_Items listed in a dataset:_

-.-.-

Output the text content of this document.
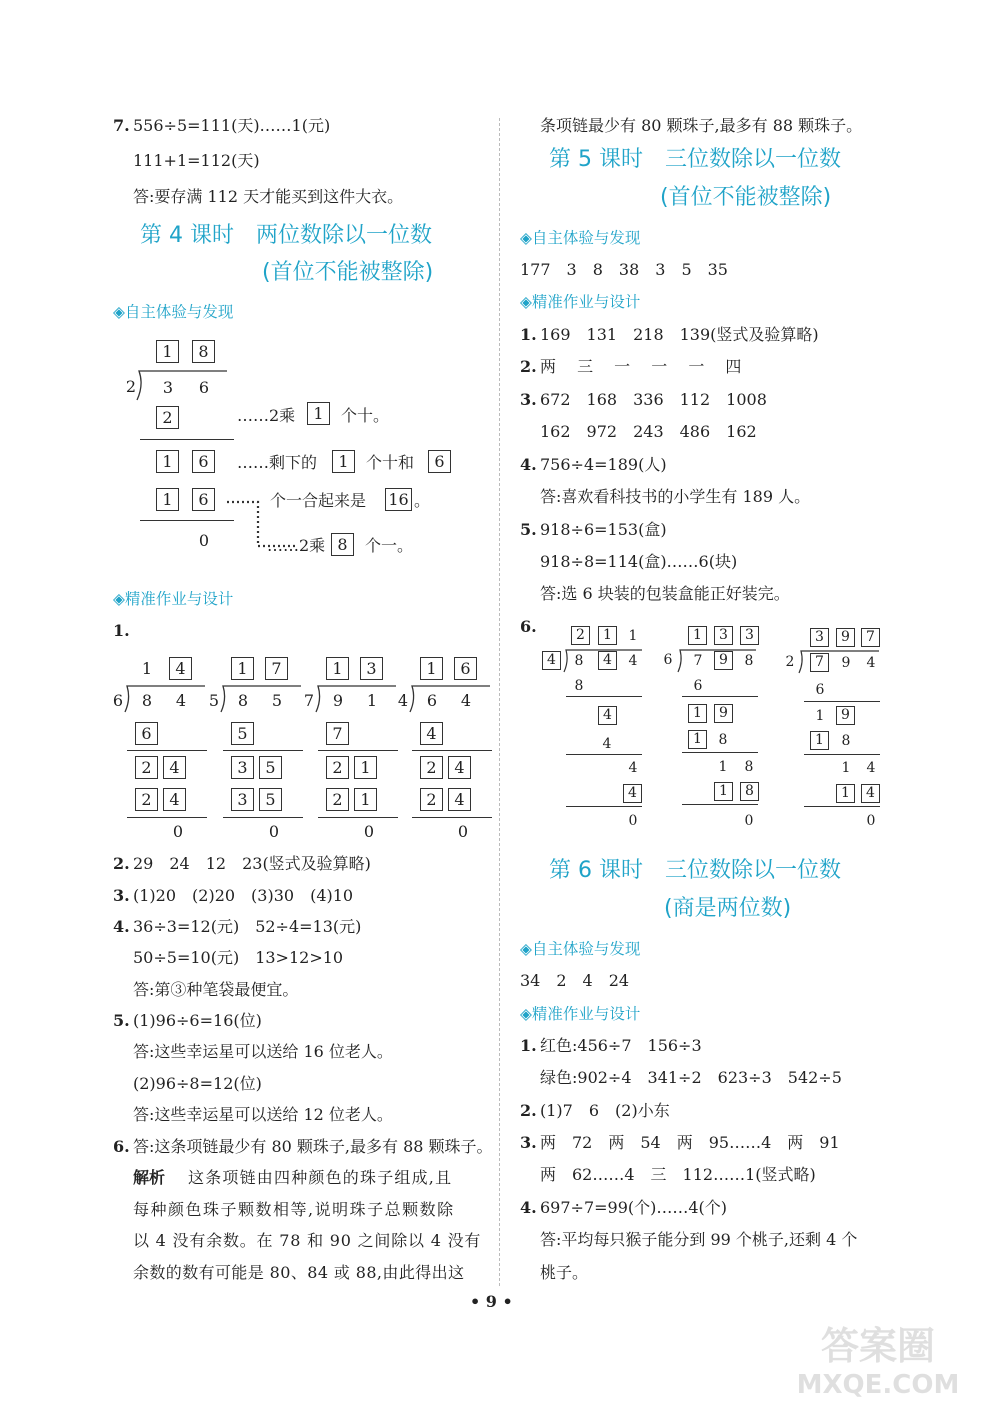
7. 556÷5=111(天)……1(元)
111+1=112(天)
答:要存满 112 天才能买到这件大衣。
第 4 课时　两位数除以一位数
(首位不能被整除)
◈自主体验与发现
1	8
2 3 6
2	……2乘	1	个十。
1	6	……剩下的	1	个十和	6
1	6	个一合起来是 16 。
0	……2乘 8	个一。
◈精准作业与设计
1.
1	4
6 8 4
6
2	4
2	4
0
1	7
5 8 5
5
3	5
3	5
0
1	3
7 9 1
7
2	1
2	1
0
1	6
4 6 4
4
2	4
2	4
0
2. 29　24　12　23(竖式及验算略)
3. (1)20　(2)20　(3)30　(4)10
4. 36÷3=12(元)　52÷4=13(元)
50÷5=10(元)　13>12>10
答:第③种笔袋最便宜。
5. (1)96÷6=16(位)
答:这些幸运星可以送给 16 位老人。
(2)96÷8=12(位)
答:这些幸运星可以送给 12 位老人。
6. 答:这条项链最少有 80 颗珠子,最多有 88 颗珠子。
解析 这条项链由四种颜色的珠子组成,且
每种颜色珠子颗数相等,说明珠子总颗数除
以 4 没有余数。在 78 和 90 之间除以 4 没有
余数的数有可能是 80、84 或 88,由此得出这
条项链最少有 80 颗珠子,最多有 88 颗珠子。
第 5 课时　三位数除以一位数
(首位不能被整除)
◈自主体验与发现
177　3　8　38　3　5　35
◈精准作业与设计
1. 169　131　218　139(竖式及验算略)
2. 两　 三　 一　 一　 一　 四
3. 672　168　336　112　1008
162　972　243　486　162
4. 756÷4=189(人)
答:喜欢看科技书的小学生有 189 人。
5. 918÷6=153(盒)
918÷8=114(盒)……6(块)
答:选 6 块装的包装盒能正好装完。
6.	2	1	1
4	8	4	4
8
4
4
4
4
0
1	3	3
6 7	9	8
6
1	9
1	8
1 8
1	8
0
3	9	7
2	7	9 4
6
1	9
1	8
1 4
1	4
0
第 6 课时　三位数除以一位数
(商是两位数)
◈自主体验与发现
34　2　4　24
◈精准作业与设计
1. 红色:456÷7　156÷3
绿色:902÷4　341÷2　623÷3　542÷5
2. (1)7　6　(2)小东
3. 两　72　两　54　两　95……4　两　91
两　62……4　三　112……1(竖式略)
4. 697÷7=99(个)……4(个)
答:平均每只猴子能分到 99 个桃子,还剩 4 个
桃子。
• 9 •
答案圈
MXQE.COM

-.-.-

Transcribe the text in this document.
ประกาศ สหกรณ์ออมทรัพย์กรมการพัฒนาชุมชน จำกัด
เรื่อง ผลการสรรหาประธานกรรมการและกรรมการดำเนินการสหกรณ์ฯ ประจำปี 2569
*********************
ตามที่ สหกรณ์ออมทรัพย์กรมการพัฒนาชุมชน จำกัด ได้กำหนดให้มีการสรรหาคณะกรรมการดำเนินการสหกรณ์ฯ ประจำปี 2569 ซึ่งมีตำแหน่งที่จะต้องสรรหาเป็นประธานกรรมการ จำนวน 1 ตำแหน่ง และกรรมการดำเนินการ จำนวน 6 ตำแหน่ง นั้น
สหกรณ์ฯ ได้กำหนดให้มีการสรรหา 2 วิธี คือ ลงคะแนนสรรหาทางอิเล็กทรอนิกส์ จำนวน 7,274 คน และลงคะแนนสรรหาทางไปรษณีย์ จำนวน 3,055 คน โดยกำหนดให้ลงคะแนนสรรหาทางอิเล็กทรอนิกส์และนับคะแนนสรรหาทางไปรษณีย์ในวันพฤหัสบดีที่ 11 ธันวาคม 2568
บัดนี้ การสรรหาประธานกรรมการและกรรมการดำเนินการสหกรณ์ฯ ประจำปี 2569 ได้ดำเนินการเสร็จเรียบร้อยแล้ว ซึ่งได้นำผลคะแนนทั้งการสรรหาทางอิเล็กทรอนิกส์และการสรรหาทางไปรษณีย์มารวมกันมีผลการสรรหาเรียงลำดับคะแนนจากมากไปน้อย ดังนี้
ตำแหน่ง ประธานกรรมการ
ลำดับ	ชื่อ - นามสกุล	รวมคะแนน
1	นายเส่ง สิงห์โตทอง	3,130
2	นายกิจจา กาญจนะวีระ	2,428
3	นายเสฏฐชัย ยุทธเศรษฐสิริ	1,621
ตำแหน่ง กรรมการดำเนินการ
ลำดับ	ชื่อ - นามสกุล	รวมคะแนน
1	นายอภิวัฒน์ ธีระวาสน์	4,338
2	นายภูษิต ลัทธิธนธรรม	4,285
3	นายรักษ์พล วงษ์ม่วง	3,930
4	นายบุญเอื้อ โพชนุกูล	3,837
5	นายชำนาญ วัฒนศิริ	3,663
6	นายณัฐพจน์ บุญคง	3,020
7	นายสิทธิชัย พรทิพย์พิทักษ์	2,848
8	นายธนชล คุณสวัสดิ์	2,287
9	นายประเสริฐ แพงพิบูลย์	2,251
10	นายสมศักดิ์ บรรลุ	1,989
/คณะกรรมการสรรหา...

-.-.-

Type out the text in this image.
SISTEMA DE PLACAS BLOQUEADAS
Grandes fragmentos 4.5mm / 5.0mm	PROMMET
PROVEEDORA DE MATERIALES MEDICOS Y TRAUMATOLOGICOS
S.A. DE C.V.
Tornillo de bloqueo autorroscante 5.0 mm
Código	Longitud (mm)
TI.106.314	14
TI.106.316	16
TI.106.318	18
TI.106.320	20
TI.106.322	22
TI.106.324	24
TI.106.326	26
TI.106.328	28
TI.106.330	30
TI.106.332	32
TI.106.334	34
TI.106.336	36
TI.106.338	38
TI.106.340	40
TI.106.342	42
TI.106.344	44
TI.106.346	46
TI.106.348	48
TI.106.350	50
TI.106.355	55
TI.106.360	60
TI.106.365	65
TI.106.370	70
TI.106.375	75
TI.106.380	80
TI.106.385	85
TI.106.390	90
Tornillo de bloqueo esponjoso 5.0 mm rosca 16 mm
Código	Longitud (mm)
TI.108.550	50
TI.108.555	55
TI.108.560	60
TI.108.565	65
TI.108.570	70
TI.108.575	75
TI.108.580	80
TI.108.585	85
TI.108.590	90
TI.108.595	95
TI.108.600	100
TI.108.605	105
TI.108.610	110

-.-.-

_WRITTEN TASK:_ In the listing, how many lines hold "ฒนาช"? Answer with a bare number.

_SOLUTION TO THE PROBLEM:_ 2